##### DATA EXCERPTS #####
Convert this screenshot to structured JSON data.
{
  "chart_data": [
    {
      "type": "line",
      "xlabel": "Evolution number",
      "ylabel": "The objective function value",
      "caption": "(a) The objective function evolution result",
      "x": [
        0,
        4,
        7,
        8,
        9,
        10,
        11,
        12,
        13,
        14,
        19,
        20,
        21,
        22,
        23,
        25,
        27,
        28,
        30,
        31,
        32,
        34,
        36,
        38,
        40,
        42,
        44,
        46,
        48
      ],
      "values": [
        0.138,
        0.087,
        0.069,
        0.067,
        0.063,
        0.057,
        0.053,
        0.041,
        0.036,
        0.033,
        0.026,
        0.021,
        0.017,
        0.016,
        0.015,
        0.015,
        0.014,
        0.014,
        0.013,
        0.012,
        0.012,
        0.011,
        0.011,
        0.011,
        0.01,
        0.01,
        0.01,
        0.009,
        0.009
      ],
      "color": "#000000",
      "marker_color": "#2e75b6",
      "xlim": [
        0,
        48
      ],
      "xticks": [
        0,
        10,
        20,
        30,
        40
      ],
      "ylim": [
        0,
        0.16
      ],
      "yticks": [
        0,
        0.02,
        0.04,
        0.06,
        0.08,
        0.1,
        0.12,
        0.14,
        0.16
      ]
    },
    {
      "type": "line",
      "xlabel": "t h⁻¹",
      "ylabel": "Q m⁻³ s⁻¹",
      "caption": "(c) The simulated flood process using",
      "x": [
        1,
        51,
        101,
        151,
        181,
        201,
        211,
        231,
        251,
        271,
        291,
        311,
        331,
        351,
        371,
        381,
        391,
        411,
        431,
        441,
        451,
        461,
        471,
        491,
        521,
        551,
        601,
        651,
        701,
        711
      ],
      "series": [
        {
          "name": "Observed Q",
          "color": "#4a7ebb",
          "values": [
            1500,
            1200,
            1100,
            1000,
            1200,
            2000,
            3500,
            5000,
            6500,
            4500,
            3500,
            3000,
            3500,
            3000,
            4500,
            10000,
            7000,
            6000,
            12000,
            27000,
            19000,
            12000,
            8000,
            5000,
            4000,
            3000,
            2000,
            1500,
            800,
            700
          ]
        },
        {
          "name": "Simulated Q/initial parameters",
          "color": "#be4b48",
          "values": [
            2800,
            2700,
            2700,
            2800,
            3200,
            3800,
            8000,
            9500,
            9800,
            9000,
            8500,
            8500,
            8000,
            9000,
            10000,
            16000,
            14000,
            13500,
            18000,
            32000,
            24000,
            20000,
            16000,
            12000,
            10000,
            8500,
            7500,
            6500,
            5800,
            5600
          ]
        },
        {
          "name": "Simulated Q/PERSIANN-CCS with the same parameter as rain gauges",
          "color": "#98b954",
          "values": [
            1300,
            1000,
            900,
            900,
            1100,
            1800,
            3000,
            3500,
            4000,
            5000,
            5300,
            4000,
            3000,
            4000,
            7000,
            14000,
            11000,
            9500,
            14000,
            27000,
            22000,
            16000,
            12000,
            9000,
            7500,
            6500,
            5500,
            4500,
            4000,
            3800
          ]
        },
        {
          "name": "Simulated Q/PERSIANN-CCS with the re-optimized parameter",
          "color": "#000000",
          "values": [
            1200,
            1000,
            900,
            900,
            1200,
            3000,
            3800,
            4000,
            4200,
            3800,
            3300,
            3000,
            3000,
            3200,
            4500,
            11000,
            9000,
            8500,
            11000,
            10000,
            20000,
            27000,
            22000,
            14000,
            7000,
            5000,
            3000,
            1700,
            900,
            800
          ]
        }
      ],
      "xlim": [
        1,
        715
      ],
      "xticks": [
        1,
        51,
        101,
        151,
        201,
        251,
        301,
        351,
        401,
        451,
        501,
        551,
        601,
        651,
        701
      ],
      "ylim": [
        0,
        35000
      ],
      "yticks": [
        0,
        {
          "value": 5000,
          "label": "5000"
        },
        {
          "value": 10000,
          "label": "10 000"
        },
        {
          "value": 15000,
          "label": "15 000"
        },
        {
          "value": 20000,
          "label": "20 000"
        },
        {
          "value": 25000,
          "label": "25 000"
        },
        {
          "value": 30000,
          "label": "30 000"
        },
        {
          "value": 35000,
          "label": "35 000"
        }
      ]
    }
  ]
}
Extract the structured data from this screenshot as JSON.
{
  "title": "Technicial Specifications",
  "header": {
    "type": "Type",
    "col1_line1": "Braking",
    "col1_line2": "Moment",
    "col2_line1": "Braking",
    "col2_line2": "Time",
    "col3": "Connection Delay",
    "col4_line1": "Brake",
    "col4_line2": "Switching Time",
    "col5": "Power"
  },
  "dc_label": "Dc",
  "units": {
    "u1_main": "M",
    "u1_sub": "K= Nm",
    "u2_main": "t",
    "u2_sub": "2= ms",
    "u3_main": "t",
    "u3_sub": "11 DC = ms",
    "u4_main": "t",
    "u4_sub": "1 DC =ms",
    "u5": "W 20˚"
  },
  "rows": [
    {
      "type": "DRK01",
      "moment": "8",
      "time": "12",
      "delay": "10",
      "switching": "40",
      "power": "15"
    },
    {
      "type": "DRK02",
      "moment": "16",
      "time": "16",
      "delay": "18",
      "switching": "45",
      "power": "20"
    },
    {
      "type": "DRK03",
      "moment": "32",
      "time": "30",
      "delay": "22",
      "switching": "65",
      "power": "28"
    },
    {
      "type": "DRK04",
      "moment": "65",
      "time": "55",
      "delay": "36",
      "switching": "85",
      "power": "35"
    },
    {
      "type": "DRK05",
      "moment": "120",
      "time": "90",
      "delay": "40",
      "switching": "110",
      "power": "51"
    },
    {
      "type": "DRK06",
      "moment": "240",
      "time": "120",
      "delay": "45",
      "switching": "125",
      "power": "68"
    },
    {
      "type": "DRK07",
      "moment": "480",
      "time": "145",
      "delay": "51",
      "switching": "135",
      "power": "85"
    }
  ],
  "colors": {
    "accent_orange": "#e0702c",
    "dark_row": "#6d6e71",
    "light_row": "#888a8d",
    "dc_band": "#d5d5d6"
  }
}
#####
TASK PROMPT -
Identify all lines in the records above with the word "Braking".

RESULT -
    "col1_line1": "Braking",
    "col2_line1": "Braking",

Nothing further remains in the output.